__Task prompt__: Scan the lines below; pull out those with "screenshot".

__Data for this task__:

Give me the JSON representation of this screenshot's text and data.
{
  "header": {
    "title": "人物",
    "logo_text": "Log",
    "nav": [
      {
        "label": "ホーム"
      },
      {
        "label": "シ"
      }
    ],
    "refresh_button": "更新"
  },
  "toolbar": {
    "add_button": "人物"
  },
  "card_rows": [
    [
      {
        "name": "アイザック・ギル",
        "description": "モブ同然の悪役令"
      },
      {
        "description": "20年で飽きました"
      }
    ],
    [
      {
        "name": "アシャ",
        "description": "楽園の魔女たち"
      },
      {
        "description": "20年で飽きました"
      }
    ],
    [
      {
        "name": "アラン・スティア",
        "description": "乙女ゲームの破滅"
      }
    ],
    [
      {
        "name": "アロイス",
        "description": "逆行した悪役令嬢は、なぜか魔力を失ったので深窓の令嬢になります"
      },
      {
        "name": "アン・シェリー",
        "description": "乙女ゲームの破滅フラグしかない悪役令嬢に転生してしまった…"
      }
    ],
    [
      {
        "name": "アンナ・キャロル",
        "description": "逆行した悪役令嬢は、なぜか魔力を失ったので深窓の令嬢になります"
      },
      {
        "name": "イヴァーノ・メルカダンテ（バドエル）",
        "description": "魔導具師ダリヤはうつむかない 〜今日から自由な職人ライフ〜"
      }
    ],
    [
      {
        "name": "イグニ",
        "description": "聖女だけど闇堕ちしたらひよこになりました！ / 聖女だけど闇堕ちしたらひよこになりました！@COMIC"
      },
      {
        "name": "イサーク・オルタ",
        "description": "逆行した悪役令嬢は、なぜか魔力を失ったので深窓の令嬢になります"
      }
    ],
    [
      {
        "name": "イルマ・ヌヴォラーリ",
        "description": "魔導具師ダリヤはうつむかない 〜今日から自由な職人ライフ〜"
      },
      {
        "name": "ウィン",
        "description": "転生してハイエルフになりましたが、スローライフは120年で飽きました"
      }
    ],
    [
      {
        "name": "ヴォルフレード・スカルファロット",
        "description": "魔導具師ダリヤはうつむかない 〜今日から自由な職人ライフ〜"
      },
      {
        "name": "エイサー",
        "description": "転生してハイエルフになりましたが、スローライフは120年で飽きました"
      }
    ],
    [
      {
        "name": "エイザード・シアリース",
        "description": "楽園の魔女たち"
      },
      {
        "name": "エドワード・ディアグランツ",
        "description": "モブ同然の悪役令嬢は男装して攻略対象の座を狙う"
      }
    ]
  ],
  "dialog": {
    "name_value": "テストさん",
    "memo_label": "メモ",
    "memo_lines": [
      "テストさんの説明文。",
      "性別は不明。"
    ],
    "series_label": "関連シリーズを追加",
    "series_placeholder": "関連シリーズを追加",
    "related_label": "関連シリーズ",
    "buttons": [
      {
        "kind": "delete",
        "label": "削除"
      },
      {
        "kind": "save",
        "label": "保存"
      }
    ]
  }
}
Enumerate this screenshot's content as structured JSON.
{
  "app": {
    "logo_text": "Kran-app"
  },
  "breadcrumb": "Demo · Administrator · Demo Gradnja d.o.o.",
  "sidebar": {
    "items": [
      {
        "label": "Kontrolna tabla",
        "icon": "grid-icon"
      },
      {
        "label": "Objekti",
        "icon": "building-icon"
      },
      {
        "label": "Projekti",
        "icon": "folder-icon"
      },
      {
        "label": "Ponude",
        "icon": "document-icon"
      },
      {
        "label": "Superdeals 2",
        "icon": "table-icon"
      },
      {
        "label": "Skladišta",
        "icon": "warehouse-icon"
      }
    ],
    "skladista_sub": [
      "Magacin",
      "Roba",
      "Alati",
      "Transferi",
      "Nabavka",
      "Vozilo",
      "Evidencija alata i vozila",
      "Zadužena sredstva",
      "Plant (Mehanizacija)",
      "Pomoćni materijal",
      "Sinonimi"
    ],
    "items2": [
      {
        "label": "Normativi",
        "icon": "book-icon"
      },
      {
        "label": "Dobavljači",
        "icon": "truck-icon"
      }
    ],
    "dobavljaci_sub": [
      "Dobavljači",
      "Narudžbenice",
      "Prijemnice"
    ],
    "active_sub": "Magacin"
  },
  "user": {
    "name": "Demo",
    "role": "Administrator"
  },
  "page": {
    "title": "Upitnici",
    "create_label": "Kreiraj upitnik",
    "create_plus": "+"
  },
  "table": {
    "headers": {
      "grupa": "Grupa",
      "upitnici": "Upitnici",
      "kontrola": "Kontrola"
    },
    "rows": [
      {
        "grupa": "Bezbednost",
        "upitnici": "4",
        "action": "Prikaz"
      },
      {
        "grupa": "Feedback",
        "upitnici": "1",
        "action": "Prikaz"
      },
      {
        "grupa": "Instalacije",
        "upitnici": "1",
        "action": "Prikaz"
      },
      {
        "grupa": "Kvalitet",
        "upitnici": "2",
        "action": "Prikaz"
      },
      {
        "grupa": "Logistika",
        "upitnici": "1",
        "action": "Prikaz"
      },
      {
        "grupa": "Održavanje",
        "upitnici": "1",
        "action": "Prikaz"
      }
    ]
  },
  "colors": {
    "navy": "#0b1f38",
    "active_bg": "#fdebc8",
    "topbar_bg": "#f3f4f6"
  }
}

__Task answer__:
Give me the JSON representation of this screenshot's text and data.
Enumerate this screenshot's content as structured JSON.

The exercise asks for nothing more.